* _WORK REQUIRED_:
Copy each line of the material below that includes the string "Thuộc".

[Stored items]

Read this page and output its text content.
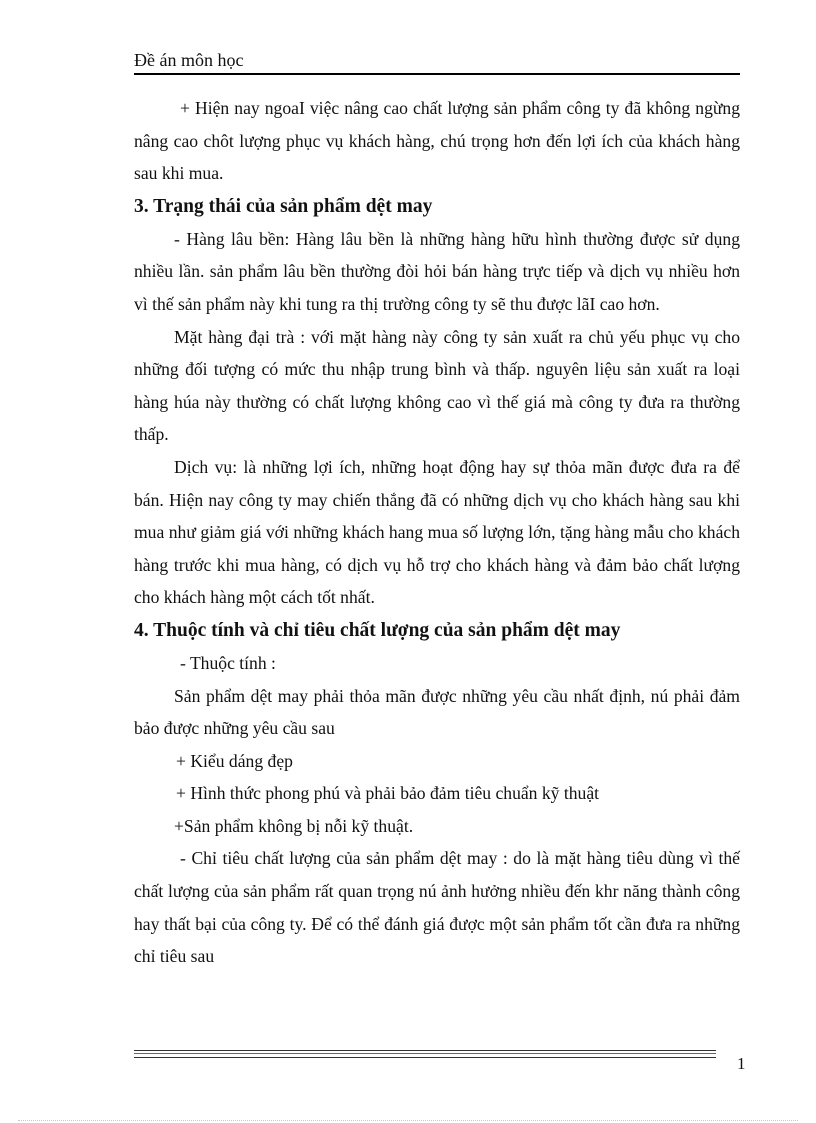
Đề án môn học

+ Hiện nay ngoaI việc nâng cao chất lượng sản phẩm công ty đã không ngừng nâng cao chôt lượng phục vụ khách hàng, chú trọng hơn đến lợi ích của khách hàng sau khi mua.

3. Trạng thái của sản phẩm dệt may

- Hàng lâu bền: Hàng lâu bền là những hàng hữu hình thường được sử dụng nhiều lần. sản phẩm lâu bền thường đòi hỏi bán hàng trực tiếp và dịch vụ nhiều hơn vì thế sản phẩm này khi tung ra thị trường công ty sẽ thu được lãI cao hơn.

Mặt hàng đại trà : với mặt hàng này công ty sản xuất ra chủ yếu phục vụ cho những đối tượng có mức thu nhập trung bình và thấp. nguyên liệu sản xuất ra loại hàng húa này thường có chất lượng không cao vì thế giá mà công ty đưa ra thường thấp.

Dịch vụ: là những lợi ích, những hoạt động hay sự thỏa mãn được đưa ra để bán. Hiện nay công ty may chiến thắng đã có những dịch vụ cho khách hàng sau khi mua như giảm giá với những khách hang mua số lượng lớn, tặng hàng mẫu cho khách hàng trước khi mua hàng, có dịch vụ hỗ trợ cho khách hàng và đảm bảo chất lượng cho khách hàng một cách tốt nhất.

4. Thuộc tính và chỉ tiêu chất lượng của sản phẩm dệt may

- Thuộc tính :

Sản phẩm dệt may phải thỏa mãn được những yêu cầu nhất định, nú phải đảm bảo được những yêu cầu sau

+ Kiểu dáng đẹp

+ Hình thức phong phú và phải bảo đảm tiêu chuẩn kỹ thuật

+Sản phẩm không bị nỗi kỹ thuật.

- Chỉ tiêu chất lượng của sản phẩm dệt may : do là mặt hàng tiêu dùng vì thế chất lượng của sản phẩm rất quan trọng nú ảnh hưởng nhiều đến khr năng thành công hay thất bại của công ty. Để có thể đánh giá được một sản phẩm tốt cần đưa ra những chỉ tiêu sau

1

* _SOLUTION TO THIS TASK_:
4. Thuộc tính và chỉ tiêu chất lượng của sản phẩm dệt may
- Thuộc tính :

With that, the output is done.